## THE INPUT
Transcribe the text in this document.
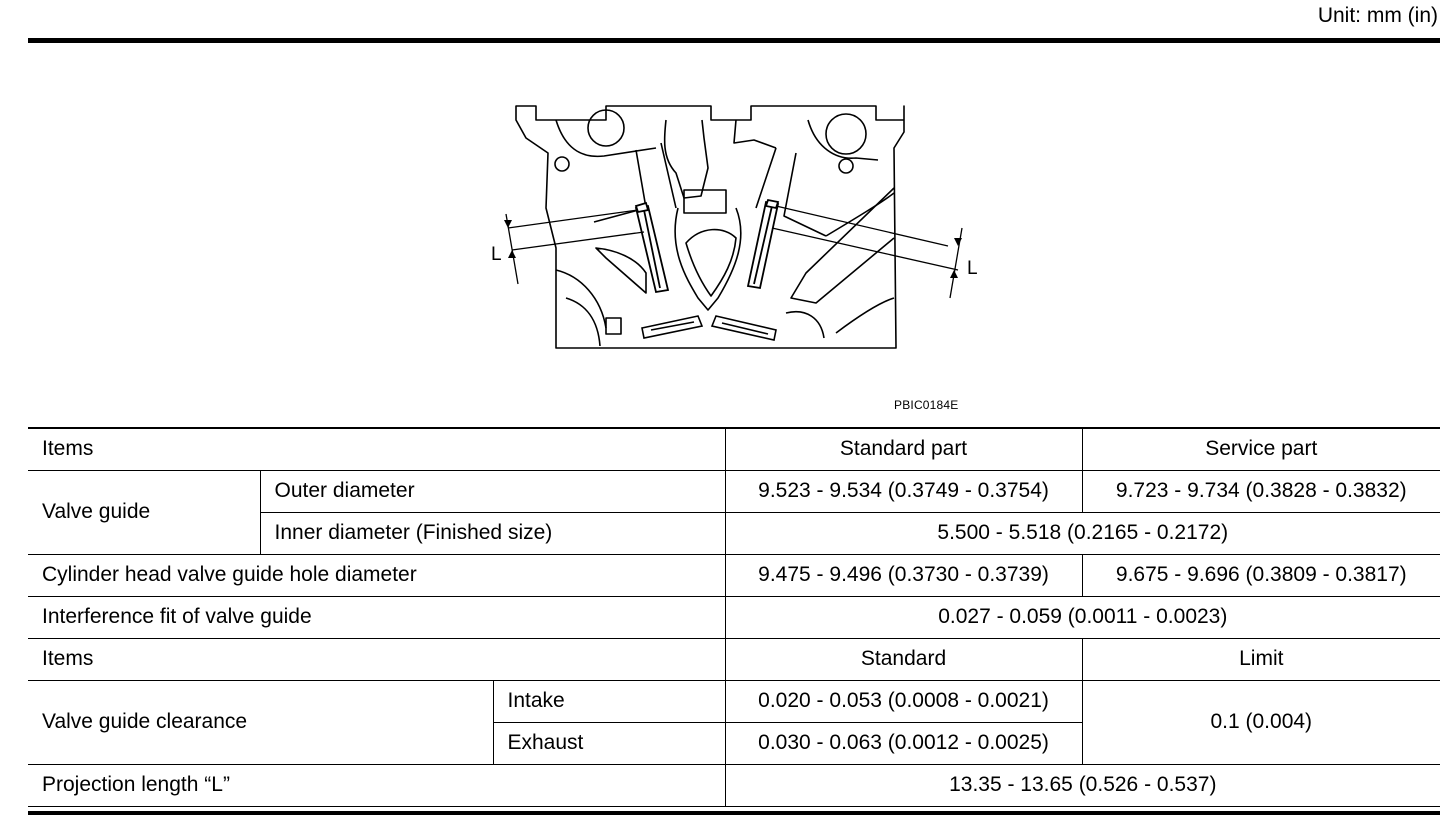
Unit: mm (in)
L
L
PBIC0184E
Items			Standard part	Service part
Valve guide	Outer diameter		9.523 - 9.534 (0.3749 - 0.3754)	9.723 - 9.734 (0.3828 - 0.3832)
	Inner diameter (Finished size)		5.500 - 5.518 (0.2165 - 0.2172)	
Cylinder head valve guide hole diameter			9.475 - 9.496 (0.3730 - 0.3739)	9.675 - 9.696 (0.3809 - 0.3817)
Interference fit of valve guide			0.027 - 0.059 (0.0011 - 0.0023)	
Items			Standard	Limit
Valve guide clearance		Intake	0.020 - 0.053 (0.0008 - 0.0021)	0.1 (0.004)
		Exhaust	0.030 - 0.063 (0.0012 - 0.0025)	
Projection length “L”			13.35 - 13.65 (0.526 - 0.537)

## SET TASK
Copy out each line of the records that holds the string "Items".

## OUTPUT BELOW
Items			Standard part	Service part
Items			Standard	Limit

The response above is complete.